[Data listing]
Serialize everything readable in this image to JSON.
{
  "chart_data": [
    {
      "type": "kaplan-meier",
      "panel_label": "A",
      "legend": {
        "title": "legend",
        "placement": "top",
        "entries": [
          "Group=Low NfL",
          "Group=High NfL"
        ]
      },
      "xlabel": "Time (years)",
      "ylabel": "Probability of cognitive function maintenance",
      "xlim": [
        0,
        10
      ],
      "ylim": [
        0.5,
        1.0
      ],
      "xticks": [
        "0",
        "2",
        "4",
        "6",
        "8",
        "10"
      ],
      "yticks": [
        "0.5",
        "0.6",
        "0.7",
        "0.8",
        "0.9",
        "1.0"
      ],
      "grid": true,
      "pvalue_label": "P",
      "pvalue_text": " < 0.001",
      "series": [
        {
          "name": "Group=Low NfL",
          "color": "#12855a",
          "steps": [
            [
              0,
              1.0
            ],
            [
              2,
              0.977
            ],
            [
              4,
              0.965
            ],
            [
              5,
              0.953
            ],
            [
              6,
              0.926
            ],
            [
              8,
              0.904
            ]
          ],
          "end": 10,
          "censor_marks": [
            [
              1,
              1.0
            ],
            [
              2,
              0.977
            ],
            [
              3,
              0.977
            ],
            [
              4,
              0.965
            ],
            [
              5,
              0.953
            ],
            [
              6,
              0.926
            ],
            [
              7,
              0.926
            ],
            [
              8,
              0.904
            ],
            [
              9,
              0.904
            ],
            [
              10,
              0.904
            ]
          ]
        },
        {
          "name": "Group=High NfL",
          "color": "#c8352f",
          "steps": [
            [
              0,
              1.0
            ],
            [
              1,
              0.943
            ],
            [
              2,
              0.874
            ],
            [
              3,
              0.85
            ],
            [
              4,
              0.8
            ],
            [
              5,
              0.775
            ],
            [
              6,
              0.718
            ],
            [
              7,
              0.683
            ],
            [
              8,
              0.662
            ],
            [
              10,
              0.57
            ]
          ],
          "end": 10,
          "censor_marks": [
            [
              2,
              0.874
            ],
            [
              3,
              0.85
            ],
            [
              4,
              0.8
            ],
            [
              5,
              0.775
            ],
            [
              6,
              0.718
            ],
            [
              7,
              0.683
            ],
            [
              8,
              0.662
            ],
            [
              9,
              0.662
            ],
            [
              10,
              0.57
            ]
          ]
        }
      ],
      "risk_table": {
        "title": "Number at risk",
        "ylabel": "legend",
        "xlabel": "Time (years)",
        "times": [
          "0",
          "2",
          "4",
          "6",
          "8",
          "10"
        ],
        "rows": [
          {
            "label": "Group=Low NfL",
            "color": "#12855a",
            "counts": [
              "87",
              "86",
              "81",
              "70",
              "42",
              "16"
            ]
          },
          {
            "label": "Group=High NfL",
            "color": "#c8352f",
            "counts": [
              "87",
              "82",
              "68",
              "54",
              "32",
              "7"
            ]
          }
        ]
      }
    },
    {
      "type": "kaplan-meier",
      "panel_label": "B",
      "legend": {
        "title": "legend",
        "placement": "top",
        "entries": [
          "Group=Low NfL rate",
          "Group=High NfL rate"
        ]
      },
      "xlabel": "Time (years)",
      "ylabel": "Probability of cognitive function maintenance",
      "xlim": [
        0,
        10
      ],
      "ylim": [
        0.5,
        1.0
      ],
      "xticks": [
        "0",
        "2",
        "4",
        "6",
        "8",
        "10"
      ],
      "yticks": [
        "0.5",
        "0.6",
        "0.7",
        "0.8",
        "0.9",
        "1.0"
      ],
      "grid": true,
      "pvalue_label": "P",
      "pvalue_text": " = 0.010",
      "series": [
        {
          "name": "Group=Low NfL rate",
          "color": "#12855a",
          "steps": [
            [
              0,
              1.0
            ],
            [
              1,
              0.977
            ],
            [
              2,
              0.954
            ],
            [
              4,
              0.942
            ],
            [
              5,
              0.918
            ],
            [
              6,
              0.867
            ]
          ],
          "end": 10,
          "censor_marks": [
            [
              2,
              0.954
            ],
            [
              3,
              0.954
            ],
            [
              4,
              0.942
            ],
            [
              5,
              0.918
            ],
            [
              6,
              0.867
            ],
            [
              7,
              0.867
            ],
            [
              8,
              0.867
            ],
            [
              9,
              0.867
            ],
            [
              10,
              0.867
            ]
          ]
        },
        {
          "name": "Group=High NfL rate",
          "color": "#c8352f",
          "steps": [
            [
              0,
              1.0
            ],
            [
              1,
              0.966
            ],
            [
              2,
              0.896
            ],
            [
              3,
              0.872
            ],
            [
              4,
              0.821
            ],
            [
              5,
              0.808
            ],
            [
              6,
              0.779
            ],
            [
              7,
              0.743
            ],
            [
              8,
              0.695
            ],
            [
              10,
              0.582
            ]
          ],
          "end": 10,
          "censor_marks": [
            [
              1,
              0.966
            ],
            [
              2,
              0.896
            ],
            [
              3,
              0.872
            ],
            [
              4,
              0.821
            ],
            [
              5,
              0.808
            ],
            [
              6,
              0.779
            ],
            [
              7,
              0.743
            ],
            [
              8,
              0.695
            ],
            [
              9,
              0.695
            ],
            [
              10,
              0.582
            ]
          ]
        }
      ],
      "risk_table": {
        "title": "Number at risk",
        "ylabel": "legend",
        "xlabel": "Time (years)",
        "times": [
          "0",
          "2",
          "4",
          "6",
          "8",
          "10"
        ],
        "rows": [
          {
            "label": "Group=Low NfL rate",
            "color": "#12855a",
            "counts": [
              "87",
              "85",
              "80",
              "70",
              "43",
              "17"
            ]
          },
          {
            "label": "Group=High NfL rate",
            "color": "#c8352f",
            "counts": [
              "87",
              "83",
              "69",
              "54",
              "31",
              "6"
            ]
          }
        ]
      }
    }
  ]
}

- _Instructions to follow_:
Copy out every entry again, exactly as it was given.

- _Output_:
Serialize everything readable in this image to JSON.
{
  "chart_data": [
    {
      "type": "kaplan-meier",
      "panel_label": "A",
      "legend": {
        "title": "legend",
        "placement": "top",
        "entries": [
          "Group=Low NfL",
          "Group=High NfL"
        ]
      },
      "xlabel": "Time (years)",
      "ylabel": "Probability of cognitive function maintenance",
      "xlim": [
        0,
        10
      ],
      "ylim": [
        0.5,
        1.0
      ],
      "xticks": [
        "0",
        "2",
        "4",
        "6",
        "8",
        "10"
      ],
      "yticks": [
        "0.5",
        "0.6",
        "0.7",
        "0.8",
        "0.9",
        "1.0"
      ],
      "grid": true,
      "pvalue_label": "P",
      "pvalue_text": " < 0.001",
      "series": [
        {
          "name": "Group=Low NfL",
          "color": "#12855a",
          "steps": [
            [
              0,
              1.0
            ],
            [
              2,
              0.977
            ],
            [
              4,
              0.965
            ],
            [
              5,
              0.953
            ],
            [
              6,
              0.926
            ],
            [
              8,
              0.904
            ]
          ],
          "end": 10,
          "censor_marks": [
            [
              1,
              1.0
            ],
            [
              2,
              0.977
            ],
            [
              3,
              0.977
            ],
            [
              4,
              0.965
            ],
            [
              5,
              0.953
            ],
            [
              6,
              0.926
            ],
            [
              7,
              0.926
            ],
            [
              8,
              0.904
            ],
            [
              9,
              0.904
            ],
            [
              10,
              0.904
            ]
          ]
        },
        {
          "name": "Group=High NfL",
          "color": "#c8352f",
          "steps": [
            [
              0,
              1.0
            ],
            [
              1,
              0.943
            ],
            [
              2,
              0.874
            ],
            [
              3,
              0.85
            ],
            [
              4,
              0.8
            ],
            [
              5,
              0.775
            ],
            [
              6,
              0.718
            ],
            [
              7,
              0.683
            ],
            [
              8,
              0.662
            ],
            [
              10,
              0.57
            ]
          ],
          "end": 10,
          "censor_marks": [
            [
              2,
              0.874
            ],
            [
              3,
              0.85
            ],
            [
              4,
              0.8
            ],
            [
              5,
              0.775
            ],
            [
              6,
              0.718
            ],
            [
              7,
              0.683
            ],
            [
              8,
              0.662
            ],
            [
              9,
              0.662
            ],
            [
              10,
              0.57
            ]
          ]
        }
      ],
      "risk_table": {
        "title": "Number at risk",
        "ylabel": "legend",
        "xlabel": "Time (years)",
        "times": [
          "0",
          "2",
          "4",
          "6",
          "8",
          "10"
        ],
        "rows": [
          {
            "label": "Group=Low NfL",
            "color": "#12855a",
            "counts": [
              "87",
              "86",
              "81",
              "70",
              "42",
              "16"
            ]
          },
          {
            "label": "Group=High NfL",
            "color": "#c8352f",
            "counts": [
              "87",
              "82",
              "68",
              "54",
              "32",
              "7"
            ]
          }
        ]
      }
    },
    {
      "type": "kaplan-meier",
      "panel_label": "B",
      "legend": {
        "title": "legend",
        "placement": "top",
        "entries": [
          "Group=Low NfL rate",
          "Group=High NfL rate"
        ]
      },
      "xlabel": "Time (years)",
      "ylabel": "Probability of cognitive function maintenance",
      "xlim": [
        0,
        10
      ],
      "ylim": [
        0.5,
        1.0
      ],
      "xticks": [
        "0",
        "2",
        "4",
        "6",
        "8",
        "10"
      ],
      "yticks": [
        "0.5",
        "0.6",
        "0.7",
        "0.8",
        "0.9",
        "1.0"
      ],
      "grid": true,
      "pvalue_label": "P",
      "pvalue_text": " = 0.010",
      "series": [
        {
          "name": "Group=Low NfL rate",
          "color": "#12855a",
          "steps": [
            [
              0,
              1.0
            ],
            [
              1,
              0.977
            ],
            [
              2,
              0.954
            ],
            [
              4,
              0.942
            ],
            [
              5,
              0.918
            ],
            [
              6,
              0.867
            ]
          ],
          "end": 10,
          "censor_marks": [
            [
              2,
              0.954
            ],
            [
              3,
              0.954
            ],
            [
              4,
              0.942
            ],
            [
              5,
              0.918
            ],
            [
              6,
              0.867
            ],
            [
              7,
              0.867
            ],
            [
              8,
              0.867
            ],
            [
              9,
              0.867
            ],
            [
              10,
              0.867
            ]
          ]
        },
        {
          "name": "Group=High NfL rate",
          "color": "#c8352f",
          "steps": [
            [
              0,
              1.0
            ],
            [
              1,
              0.966
            ],
            [
              2,
              0.896
            ],
            [
              3,
              0.872
            ],
            [
              4,
              0.821
            ],
            [
              5,
              0.808
            ],
            [
              6,
              0.779
            ],
            [
              7,
              0.743
            ],
            [
              8,
              0.695
            ],
            [
              10,
              0.582
            ]
          ],
          "end": 10,
          "censor_marks": [
            [
              1,
              0.966
            ],
            [
              2,
              0.896
            ],
            [
              3,
              0.872
            ],
            [
              4,
              0.821
            ],
            [
              5,
              0.808
            ],
            [
              6,
              0.779
            ],
            [
              7,
              0.743
            ],
            [
              8,
              0.695
            ],
            [
              9,
              0.695
            ],
            [
              10,
              0.582
            ]
          ]
        }
      ],
      "risk_table": {
        "title": "Number at risk",
        "ylabel": "legend",
        "xlabel": "Time (years)",
        "times": [
          "0",
          "2",
          "4",
          "6",
          "8",
          "10"
        ],
        "rows": [
          {
            "label": "Group=Low NfL rate",
            "color": "#12855a",
            "counts": [
              "87",
              "85",
              "80",
              "70",
              "43",
              "17"
            ]
          },
          {
            "label": "Group=High NfL rate",
            "color": "#c8352f",
            "counts": [
              "87",
              "83",
              "69",
              "54",
              "31",
              "6"
            ]
          }
        ]
      }
    }
  ]
}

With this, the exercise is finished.